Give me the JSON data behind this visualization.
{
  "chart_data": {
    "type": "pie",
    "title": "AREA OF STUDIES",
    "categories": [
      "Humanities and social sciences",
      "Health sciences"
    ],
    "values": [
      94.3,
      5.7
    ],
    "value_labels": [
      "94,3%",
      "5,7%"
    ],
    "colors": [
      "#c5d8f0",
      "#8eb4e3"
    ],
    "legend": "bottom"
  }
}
--- --- ---
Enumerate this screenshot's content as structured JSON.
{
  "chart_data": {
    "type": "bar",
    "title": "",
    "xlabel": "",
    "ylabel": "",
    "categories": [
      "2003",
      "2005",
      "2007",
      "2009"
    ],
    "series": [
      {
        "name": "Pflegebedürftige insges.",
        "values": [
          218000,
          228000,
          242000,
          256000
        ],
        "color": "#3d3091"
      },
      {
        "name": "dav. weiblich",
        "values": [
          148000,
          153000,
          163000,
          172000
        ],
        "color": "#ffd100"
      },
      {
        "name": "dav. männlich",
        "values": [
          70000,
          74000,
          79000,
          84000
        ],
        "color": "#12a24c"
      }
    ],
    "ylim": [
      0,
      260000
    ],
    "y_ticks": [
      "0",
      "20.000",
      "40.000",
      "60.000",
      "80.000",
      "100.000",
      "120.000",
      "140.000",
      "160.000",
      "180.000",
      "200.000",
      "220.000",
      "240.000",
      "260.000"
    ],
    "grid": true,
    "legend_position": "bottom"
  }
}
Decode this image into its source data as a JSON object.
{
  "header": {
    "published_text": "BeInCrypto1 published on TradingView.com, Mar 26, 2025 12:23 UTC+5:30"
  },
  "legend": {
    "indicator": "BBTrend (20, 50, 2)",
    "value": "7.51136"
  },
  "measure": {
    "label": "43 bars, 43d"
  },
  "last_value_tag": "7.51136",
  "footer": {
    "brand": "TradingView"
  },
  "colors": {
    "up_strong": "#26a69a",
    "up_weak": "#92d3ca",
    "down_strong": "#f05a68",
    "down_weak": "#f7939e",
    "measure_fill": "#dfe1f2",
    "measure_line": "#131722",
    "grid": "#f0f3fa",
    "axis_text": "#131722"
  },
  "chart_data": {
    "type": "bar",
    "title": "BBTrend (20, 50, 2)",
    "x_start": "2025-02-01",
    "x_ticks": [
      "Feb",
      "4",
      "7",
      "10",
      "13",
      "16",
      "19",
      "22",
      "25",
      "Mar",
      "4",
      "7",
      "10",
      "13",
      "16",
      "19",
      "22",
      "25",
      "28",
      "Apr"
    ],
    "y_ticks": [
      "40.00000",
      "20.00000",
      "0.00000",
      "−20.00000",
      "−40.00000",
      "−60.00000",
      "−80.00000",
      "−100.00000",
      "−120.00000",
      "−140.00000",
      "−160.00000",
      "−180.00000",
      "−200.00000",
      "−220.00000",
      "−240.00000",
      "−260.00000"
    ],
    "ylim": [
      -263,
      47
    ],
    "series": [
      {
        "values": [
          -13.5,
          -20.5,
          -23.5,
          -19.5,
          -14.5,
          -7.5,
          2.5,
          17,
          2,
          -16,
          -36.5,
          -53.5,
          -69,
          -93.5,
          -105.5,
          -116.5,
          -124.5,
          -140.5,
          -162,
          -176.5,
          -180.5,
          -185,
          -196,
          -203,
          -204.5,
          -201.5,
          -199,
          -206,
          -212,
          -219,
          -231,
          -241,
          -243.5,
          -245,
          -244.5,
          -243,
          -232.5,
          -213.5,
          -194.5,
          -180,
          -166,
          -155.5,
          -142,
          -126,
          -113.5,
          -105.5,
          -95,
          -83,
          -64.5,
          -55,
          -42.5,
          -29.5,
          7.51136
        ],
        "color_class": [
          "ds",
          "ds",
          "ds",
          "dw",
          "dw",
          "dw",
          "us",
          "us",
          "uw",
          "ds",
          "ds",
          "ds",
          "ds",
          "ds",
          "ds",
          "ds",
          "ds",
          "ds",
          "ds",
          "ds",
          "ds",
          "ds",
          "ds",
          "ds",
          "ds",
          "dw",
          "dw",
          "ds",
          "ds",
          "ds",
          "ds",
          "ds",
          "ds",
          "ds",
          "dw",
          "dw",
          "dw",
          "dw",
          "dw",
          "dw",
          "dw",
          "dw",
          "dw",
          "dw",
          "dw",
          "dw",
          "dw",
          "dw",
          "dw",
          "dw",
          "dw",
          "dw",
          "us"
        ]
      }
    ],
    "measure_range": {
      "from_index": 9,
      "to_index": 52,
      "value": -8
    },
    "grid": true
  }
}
--- --- ---
Pull out every line of the entries that includes the word "TradingView".

    "published_text": "BeInCrypto1 published on TradingView.com, Mar 26, 2025 12:23 UTC+5:30"
    "brand": "TradingView"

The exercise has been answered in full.